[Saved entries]
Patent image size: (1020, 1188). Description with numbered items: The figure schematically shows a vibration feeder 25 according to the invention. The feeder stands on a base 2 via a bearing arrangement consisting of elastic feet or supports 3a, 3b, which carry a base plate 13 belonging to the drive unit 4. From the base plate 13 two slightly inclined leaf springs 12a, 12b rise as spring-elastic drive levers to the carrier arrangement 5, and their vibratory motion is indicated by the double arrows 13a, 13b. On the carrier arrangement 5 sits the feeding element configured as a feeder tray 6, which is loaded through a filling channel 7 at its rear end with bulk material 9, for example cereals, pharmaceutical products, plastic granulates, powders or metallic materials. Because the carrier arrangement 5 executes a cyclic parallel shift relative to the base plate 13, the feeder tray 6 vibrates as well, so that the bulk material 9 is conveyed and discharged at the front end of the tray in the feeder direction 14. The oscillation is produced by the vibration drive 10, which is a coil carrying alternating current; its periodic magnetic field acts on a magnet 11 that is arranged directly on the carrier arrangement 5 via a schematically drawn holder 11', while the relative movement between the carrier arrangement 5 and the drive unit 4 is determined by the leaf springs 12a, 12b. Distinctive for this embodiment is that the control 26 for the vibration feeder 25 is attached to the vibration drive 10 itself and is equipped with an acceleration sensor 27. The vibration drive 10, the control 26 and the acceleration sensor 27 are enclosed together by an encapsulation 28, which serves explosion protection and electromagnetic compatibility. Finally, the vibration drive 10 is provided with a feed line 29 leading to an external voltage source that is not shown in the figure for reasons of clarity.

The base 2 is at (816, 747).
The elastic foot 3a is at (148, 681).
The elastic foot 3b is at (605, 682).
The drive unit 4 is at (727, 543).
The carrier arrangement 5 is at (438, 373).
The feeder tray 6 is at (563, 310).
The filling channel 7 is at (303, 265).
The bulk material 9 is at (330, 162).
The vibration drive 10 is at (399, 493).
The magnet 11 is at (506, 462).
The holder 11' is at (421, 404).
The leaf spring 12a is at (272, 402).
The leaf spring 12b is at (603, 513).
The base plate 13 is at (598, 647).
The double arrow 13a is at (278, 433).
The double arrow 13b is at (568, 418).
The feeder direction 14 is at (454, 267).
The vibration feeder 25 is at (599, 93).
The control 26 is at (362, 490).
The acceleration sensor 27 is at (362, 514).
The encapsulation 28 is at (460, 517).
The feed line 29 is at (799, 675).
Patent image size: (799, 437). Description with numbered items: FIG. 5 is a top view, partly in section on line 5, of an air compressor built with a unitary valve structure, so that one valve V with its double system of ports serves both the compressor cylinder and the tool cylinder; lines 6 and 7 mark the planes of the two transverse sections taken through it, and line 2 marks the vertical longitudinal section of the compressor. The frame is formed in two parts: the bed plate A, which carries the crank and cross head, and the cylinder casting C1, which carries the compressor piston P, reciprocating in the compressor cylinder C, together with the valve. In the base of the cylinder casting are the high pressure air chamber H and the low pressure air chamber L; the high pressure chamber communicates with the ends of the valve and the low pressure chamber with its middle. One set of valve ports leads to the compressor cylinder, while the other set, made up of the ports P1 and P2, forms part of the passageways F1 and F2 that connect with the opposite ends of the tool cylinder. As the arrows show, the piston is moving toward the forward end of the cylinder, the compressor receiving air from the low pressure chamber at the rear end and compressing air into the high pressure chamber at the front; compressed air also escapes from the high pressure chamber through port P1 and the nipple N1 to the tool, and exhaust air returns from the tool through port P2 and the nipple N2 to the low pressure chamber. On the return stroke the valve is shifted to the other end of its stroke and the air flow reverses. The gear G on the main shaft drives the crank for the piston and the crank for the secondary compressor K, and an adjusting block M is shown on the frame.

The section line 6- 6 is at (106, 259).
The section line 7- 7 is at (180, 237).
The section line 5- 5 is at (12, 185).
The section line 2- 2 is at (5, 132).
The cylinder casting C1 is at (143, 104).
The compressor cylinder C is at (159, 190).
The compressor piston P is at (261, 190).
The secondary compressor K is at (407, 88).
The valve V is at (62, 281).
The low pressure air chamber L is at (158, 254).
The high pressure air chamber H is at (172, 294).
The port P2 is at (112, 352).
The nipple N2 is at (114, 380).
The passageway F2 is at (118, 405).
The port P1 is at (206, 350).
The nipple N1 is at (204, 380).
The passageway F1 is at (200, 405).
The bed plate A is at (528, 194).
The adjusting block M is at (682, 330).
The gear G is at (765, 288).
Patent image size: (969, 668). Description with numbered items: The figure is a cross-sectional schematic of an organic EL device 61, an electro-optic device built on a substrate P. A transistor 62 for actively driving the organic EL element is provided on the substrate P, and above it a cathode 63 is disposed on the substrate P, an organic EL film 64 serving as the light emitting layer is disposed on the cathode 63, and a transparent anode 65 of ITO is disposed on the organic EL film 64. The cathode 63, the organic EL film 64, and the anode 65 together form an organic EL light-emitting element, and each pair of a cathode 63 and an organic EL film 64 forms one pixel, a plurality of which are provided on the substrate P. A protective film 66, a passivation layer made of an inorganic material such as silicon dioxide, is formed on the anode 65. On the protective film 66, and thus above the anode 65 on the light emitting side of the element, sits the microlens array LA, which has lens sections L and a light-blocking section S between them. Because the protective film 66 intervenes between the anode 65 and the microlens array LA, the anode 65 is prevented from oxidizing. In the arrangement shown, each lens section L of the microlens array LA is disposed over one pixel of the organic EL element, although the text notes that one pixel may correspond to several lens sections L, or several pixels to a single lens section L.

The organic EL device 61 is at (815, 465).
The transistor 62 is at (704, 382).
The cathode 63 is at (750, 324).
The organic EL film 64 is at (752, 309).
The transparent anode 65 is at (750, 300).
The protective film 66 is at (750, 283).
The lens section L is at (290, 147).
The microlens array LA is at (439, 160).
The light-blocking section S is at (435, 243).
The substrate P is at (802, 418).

→ **Aim**
Return every line of the material above unchanged, in the same order.

→ **Right answer**
Patent image size: (1020, 1188). Description with numbered items: The figure schematically shows a vibration feeder 25 according to the invention. The feeder stands on a base 2 via a bearing arrangement consisting of elastic feet or supports 3a, 3b, which carry a base plate 13 belonging to the drive unit 4. From the base plate 13 two slightly inclined leaf springs 12a, 12b rise as spring-elastic drive levers to the carrier arrangement 5, and their vibratory motion is indicated by the double arrows 13a, 13b. On the carrier arrangement 5 sits the feeding element configured as a feeder tray 6, which is loaded through a filling channel 7 at its rear end with bulk material 9, for example cereals, pharmaceutical products, plastic granulates, powders or metallic materials. Because the carrier arrangement 5 executes a cyclic parallel shift relative to the base plate 13, the feeder tray 6 vibrates as well, so that the bulk material 9 is conveyed and discharged at the front end of the tray in the feeder direction 14. The oscillation is produced by the vibration drive 10, which is a coil carrying alternating current; its periodic magnetic field acts on a magnet 11 that is arranged directly on the carrier arrangement 5 via a schematically drawn holder 11', while the relative movement between the carrier arrangement 5 and the drive unit 4 is determined by the leaf springs 12a, 12b. Distinctive for this embodiment is that the control 26 for the vibration feeder 25 is attached to the vibration drive 10 itself and is equipped with an acceleration sensor 27. The vibration drive 10, the control 26 and the acceleration sensor 27 are enclosed together by an encapsulation 28, which serves explosion protection and electromagnetic compatibility. Finally, the vibration drive 10 is provided with a feed line 29 leading to an external voltage source that is not shown in the figure for reasons of clarity.

The base 2 is at (816, 747).
The elastic foot 3a is at (148, 681).
The elastic foot 3b is at (605, 682).
The drive unit 4 is at (727, 543).
The carrier arrangement 5 is at (438, 373).
The feeder tray 6 is at (563, 310).
The filling channel 7 is at (303, 265).
The bulk material 9 is at (330, 162).
The vibration drive 10 is at (399, 493).
The magnet 11 is at (506, 462).
The holder 11' is at (421, 404).
The leaf spring 12a is at (272, 402).
The leaf spring 12b is at (603, 513).
The base plate 13 is at (598, 647).
The double arrow 13a is at (278, 433).
The double arrow 13b is at (568, 418).
The feeder direction 14 is at (454, 267).
The vibration feeder 25 is at (599, 93).
The control 26 is at (362, 490).
The acceleration sensor 27 is at (362, 514).
The encapsulation 28 is at (460, 517).
The feed line 29 is at (799, 675).
Patent image size: (799, 437). Description with numbered items: FIG. 5 is a top view, partly in section on line 5, of an air compressor built with a unitary valve structure, so that one valve V with its double system of ports serves both the compressor cylinder and the tool cylinder; lines 6 and 7 mark the planes of the two transverse sections taken through it, and line 2 marks the vertical longitudinal section of the compressor. The frame is formed in two parts: the bed plate A, which carries the crank and cross head, and the cylinder casting C1, which carries the compressor piston P, reciprocating in the compressor cylinder C, together with the valve. In the base of the cylinder casting are the high pressure air chamber H and the low pressure air chamber L; the high pressure chamber communicates with the ends of the valve and the low pressure chamber with its middle. One set of valve ports leads to the compressor cylinder, while the other set, made up of the ports P1 and P2, forms part of the passageways F1 and F2 that connect with the opposite ends of the tool cylinder. As the arrows show, the piston is moving toward the forward end of the cylinder, the compressor receiving air from the low pressure chamber at the rear end and compressing air into the high pressure chamber at the front; compressed air also escapes from the high pressure chamber through port P1 and the nipple N1 to the tool, and exhaust air returns from the tool through port P2 and the nipple N2 to the low pressure chamber. On the return stroke the valve is shifted to the other end of its stroke and the air flow reverses. The gear G on the main shaft drives the crank for the piston and the crank for the secondary compressor K, and an adjusting block M is shown on the frame.

The section line 6- 6 is at (106, 259).
The section line 7- 7 is at (180, 237).
The section line 5- 5 is at (12, 185).
The section line 2- 2 is at (5, 132).
The cylinder casting C1 is at (143, 104).
The compressor cylinder C is at (159, 190).
The compressor piston P is at (261, 190).
The secondary compressor K is at (407, 88).
The valve V is at (62, 281).
The low pressure air chamber L is at (158, 254).
The high pressure air chamber H is at (172, 294).
The port P2 is at (112, 352).
The nipple N2 is at (114, 380).
The passageway F2 is at (118, 405).
The port P1 is at (206, 350).
The nipple N1 is at (204, 380).
The passageway F1 is at (200, 405).
The bed plate A is at (528, 194).
The adjusting block M is at (682, 330).
The gear G is at (765, 288).
Patent image size: (969, 668). Description with numbered items: The figure is a cross-sectional schematic of an organic EL device 61, an electro-optic device built on a substrate P. A transistor 62 for actively driving the organic EL element is provided on the substrate P, and above it a cathode 63 is disposed on the substrate P, an organic EL film 64 serving as the light emitting layer is disposed on the cathode 63, and a transparent anode 65 of ITO is disposed on the organic EL film 64. The cathode 63, the organic EL film 64, and the anode 65 together form an organic EL light-emitting element, and each pair of a cathode 63 and an organic EL film 64 forms one pixel, a plurality of which are provided on the substrate P. A protective film 66, a passivation layer made of an inorganic material such as silicon dioxide, is formed on the anode 65. On the protective film 66, and thus above the anode 65 on the light emitting side of the element, sits the microlens array LA, which has lens sections L and a light-blocking section S between them. Because the protective film 66 intervenes between the anode 65 and the microlens array LA, the anode 65 is prevented from oxidizing. In the arrangement shown, each lens section L of the microlens array LA is disposed over one pixel of the organic EL element, although the text notes that one pixel may correspond to several lens sections L, or several pixels to a single lens section L.

The organic EL device 61 is at (815, 465).
The transistor 62 is at (704, 382).
The cathode 63 is at (750, 324).
The organic EL film 64 is at (752, 309).
The transparent anode 65 is at (750, 300).
The protective film 66 is at (750, 283).
The lens section L is at (290, 147).
The microlens array LA is at (439, 160).
The light-blocking section S is at (435, 243).
The substrate P is at (802, 418).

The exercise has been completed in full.